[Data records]
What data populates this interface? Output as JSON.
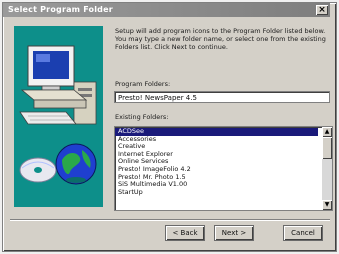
{
  "window": {
    "title": "Select Program Folder",
    "close_glyph": "×"
  },
  "intro_text": "Setup will add program icons to the Program Folder listed below. You may type a new folder name, or select one from the existing Folders list. Click Next to continue.",
  "program_folder": {
    "label": "Program Folders:",
    "value": "Presto! NewsPaper 4.5"
  },
  "existing_folders": {
    "label": "Existing Folders:",
    "items": [
      "ACDSee",
      "Accessories",
      "Creative",
      "Internet Explorer",
      "Online Services",
      "Presto! ImageFolio 4.2",
      "Presto! Mr. Photo 1.5",
      "SiS Multimedia V1.00",
      "StartUp"
    ],
    "selected_index": 0,
    "scroll_up_glyph": "▲",
    "scroll_down_glyph": "▼"
  },
  "buttons": {
    "back": "< Back",
    "next": "Next >",
    "cancel": "Cancel"
  },
  "colors": {
    "art_background": "#0d8f8a",
    "selection": "#1a1a7a"
  },
  "icons": [
    "computer-icon",
    "cd-icon",
    "globe-icon",
    "close-icon",
    "scroll-up-icon",
    "scroll-down-icon"
  ]
}
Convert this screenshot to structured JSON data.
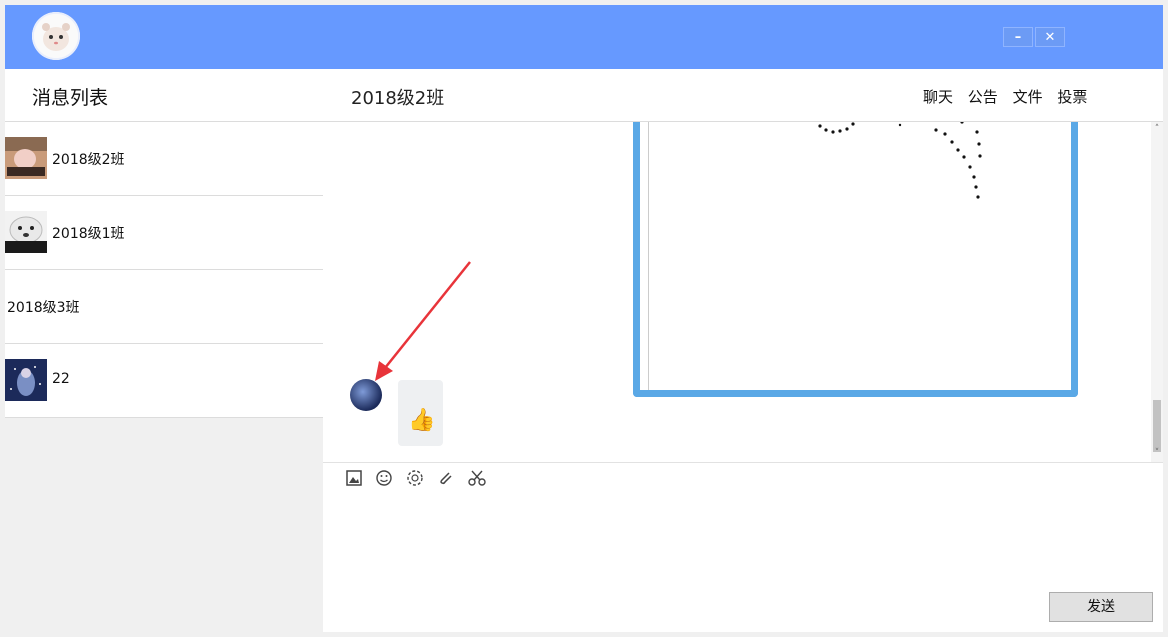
{
  "sidebar": {
    "title": "消息列表",
    "items": [
      {
        "label": "2018级2班",
        "has_avatar": true
      },
      {
        "label": "2018级1班",
        "has_avatar": true
      },
      {
        "label": "2018级3班",
        "has_avatar": false
      },
      {
        "label": "22",
        "has_avatar": true
      }
    ]
  },
  "chat": {
    "title": "2018级2班",
    "tabs": [
      "聊天",
      "公告",
      "文件",
      "投票"
    ]
  },
  "toolbar": {
    "icons": [
      "image-icon",
      "emoji-icon",
      "screenshot-icon",
      "attachment-icon",
      "scissors-icon"
    ]
  },
  "window": {
    "minimize_label": "–",
    "close_label": "✕"
  },
  "send_label": "发送",
  "colors": {
    "titlebar": "#6699ff",
    "image_frame": "#5aa8e6",
    "arrow": "#e8343a"
  }
}
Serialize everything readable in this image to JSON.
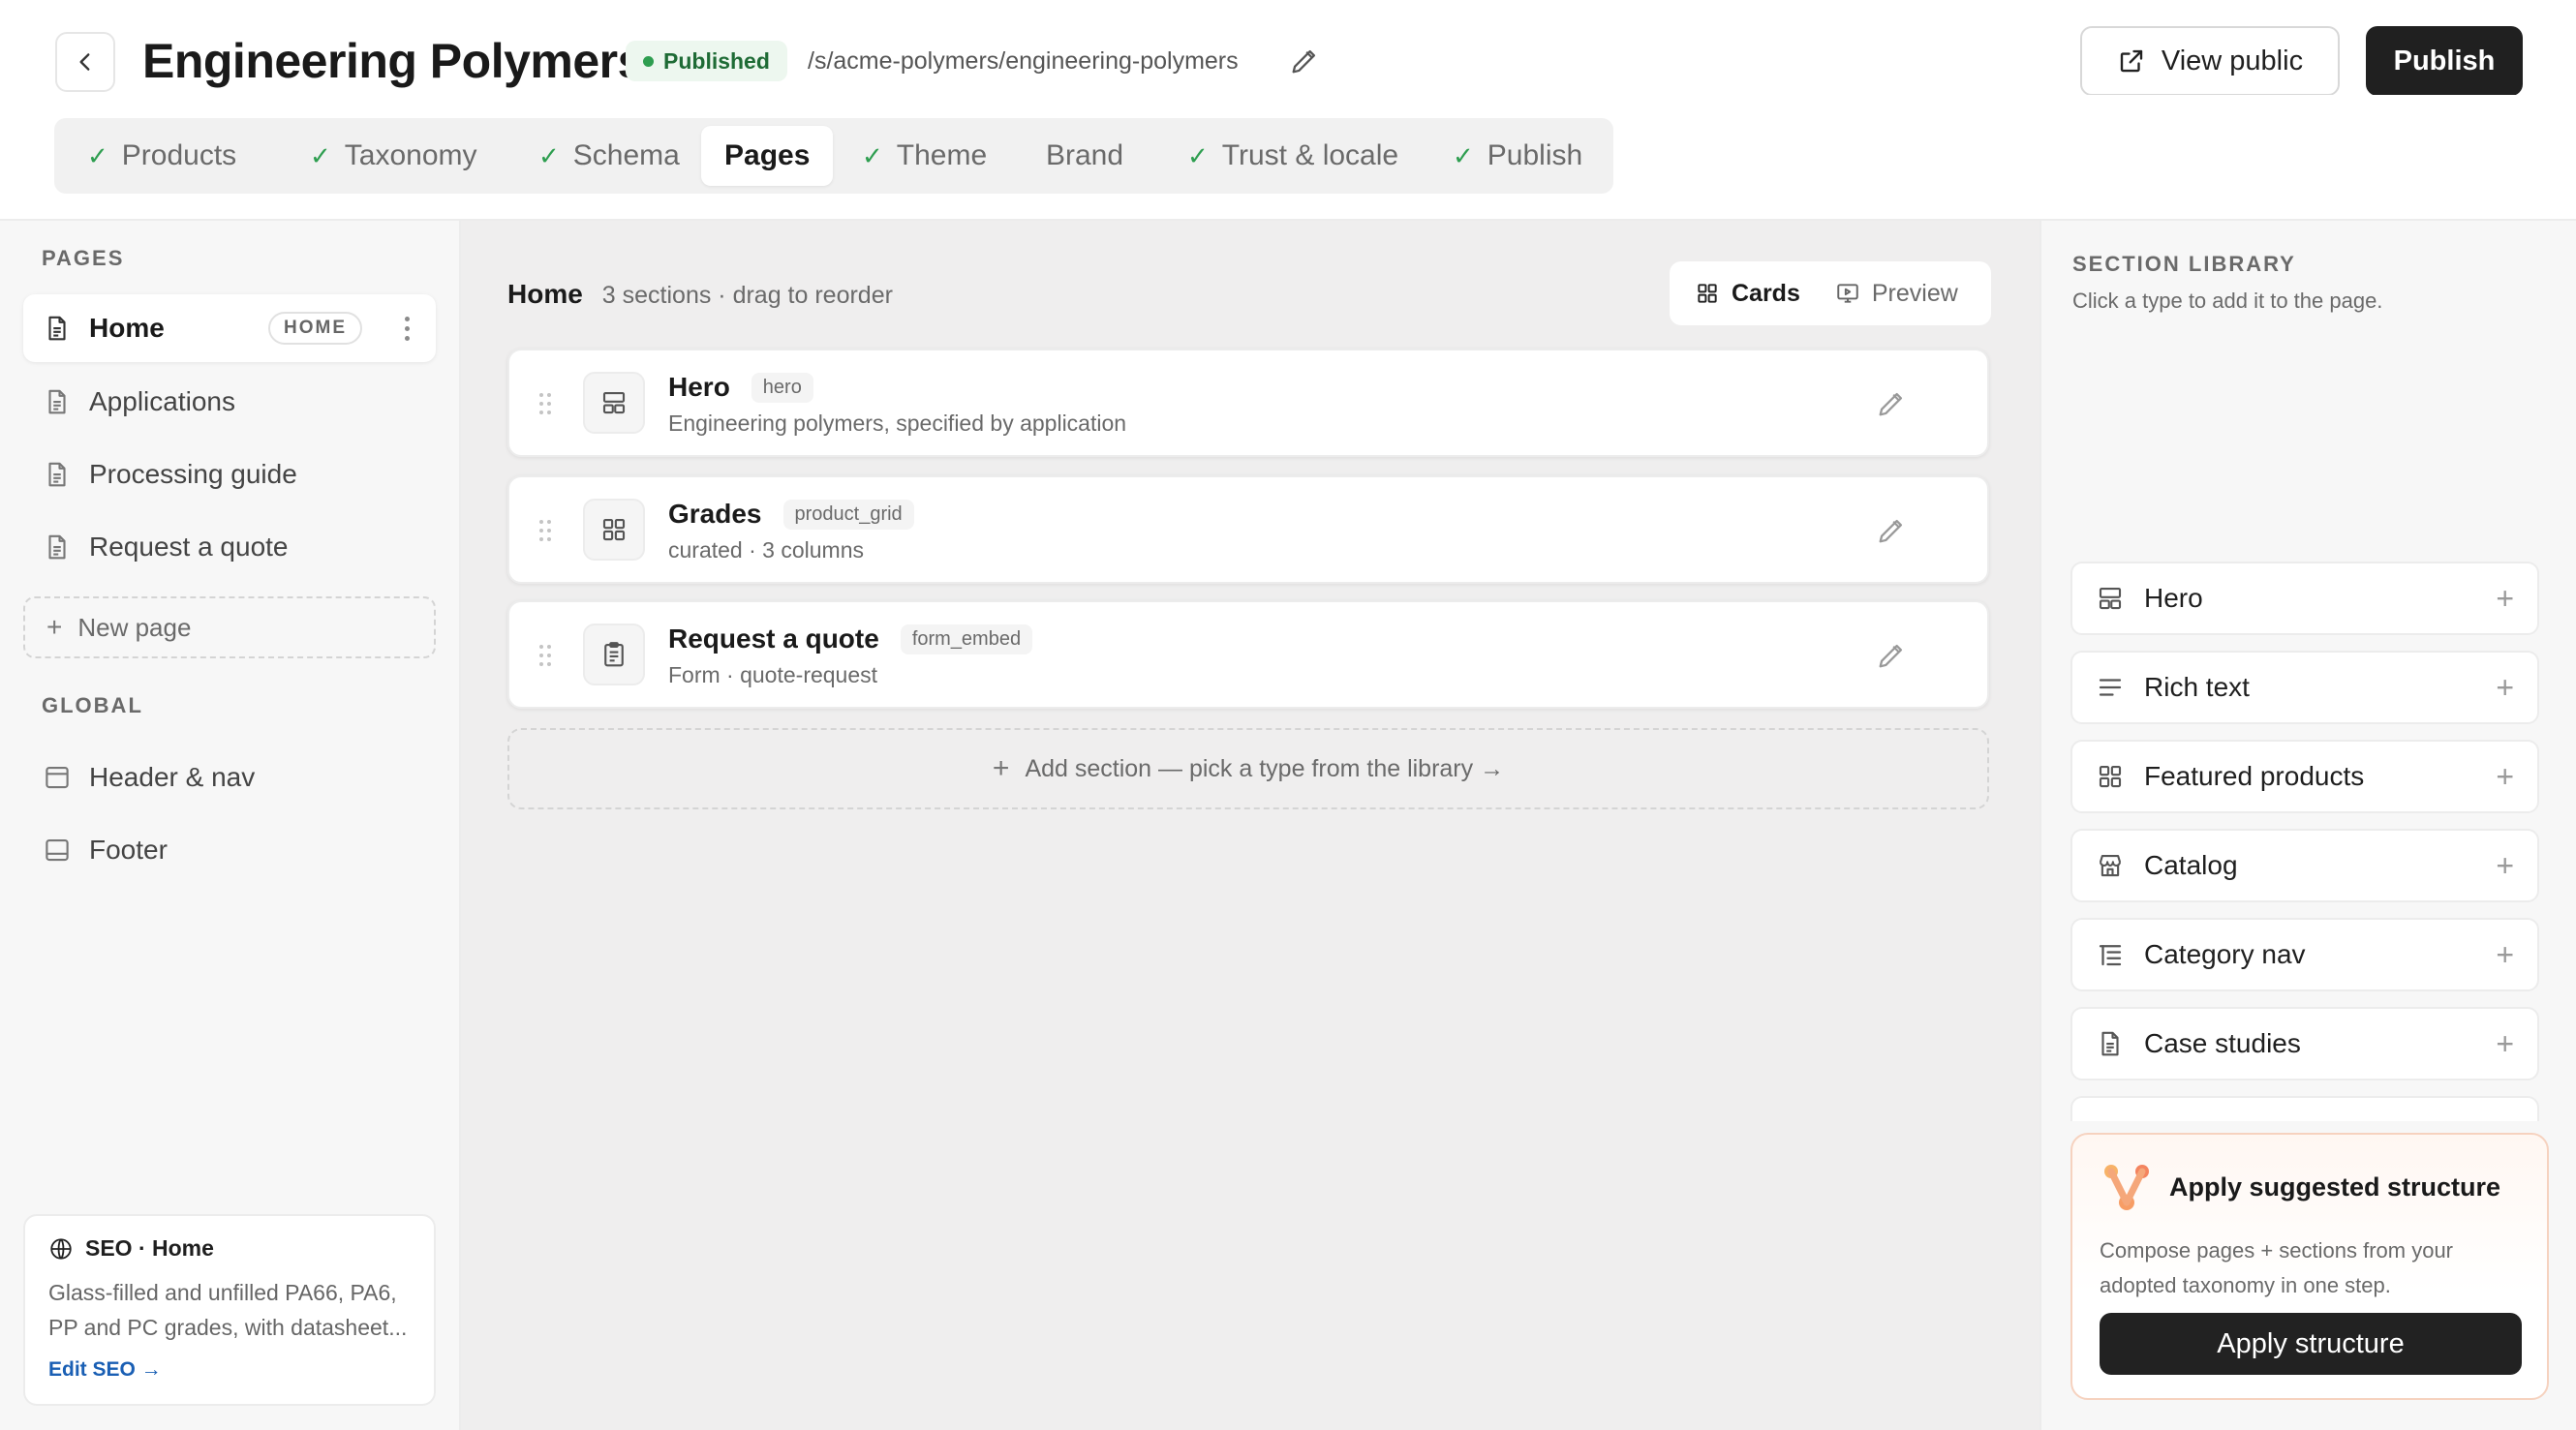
{
  "header": {
    "title": "Engineering Polymers",
    "status": "Published",
    "url_path": "/s/acme-polymers/engineering-polymers",
    "view_public_label": "View public",
    "publish_label": "Publish"
  },
  "tabs": [
    {
      "label": "Products",
      "checked": true,
      "active": false
    },
    {
      "label": "Taxonomy",
      "checked": true,
      "active": false
    },
    {
      "label": "Schema",
      "checked": true,
      "active": false
    },
    {
      "label": "Pages",
      "checked": false,
      "active": true
    },
    {
      "label": "Theme",
      "checked": true,
      "active": false
    },
    {
      "label": "Brand",
      "checked": false,
      "active": false
    },
    {
      "label": "Trust & locale",
      "checked": true,
      "active": false
    },
    {
      "label": "Publish",
      "checked": true,
      "active": false
    }
  ],
  "sidebar": {
    "pages_label": "PAGES",
    "pages": [
      {
        "label": "Home",
        "badge": "HOME",
        "active": true
      },
      {
        "label": "Applications"
      },
      {
        "label": "Processing guide"
      },
      {
        "label": "Request a quote"
      }
    ],
    "new_page_label": "New page",
    "global_label": "GLOBAL",
    "global_items": [
      {
        "label": "Header & nav",
        "icon": "header-icon"
      },
      {
        "label": "Footer",
        "icon": "footer-icon"
      }
    ],
    "seo": {
      "title": "SEO · Home",
      "description": "Glass-filled and unfilled PA66, PA6, PP and PC grades, with datasheet...",
      "link": "Edit SEO →"
    }
  },
  "main": {
    "page_name": "Home",
    "meta": "3 sections · drag to reorder",
    "view_options": [
      {
        "label": "Cards",
        "active": true
      },
      {
        "label": "Preview",
        "active": false
      }
    ],
    "sections": [
      {
        "title": "Hero",
        "type": "hero",
        "subtitle": "Engineering polymers, specified by application",
        "icon": "hero-layout-icon"
      },
      {
        "title": "Grades",
        "type": "product_grid",
        "subtitle": "curated · 3 columns",
        "icon": "grid-icon"
      },
      {
        "title": "Request a quote",
        "type": "form_embed",
        "subtitle": "Form · quote-request",
        "icon": "clipboard-icon"
      }
    ],
    "add_section_label": "Add section — pick a type from the library →"
  },
  "library": {
    "title": "SECTION LIBRARY",
    "subtitle": "Click a type to add it to the page.",
    "items": [
      {
        "label": "Hero",
        "icon": "hero-layout-icon"
      },
      {
        "label": "Rich text",
        "icon": "text-lines-icon"
      },
      {
        "label": "Featured products",
        "icon": "grid-icon"
      },
      {
        "label": "Catalog",
        "icon": "store-icon"
      },
      {
        "label": "Category nav",
        "icon": "list-tree-icon"
      },
      {
        "label": "Case studies",
        "icon": "document-icon"
      }
    ],
    "suggest": {
      "title": "Apply suggested structure",
      "description": "Compose pages + sections from your adopted taxonomy in one step.",
      "button": "Apply structure"
    }
  },
  "colors": {
    "accent_dark": "#202020",
    "check_green": "#2e9e50",
    "link_blue": "#1a5fb4",
    "suggest_border": "#f6d2bf"
  }
}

## Aim:
Pick out every line with the string "subtitle" and copy it.

## Reply:
        "subtitle": "Engineering polymers, specified by application",
        "subtitle": "curated · 3 columns",
        "subtitle": "Form · quote-request",
    "subtitle": "Click a type to add it to the page.",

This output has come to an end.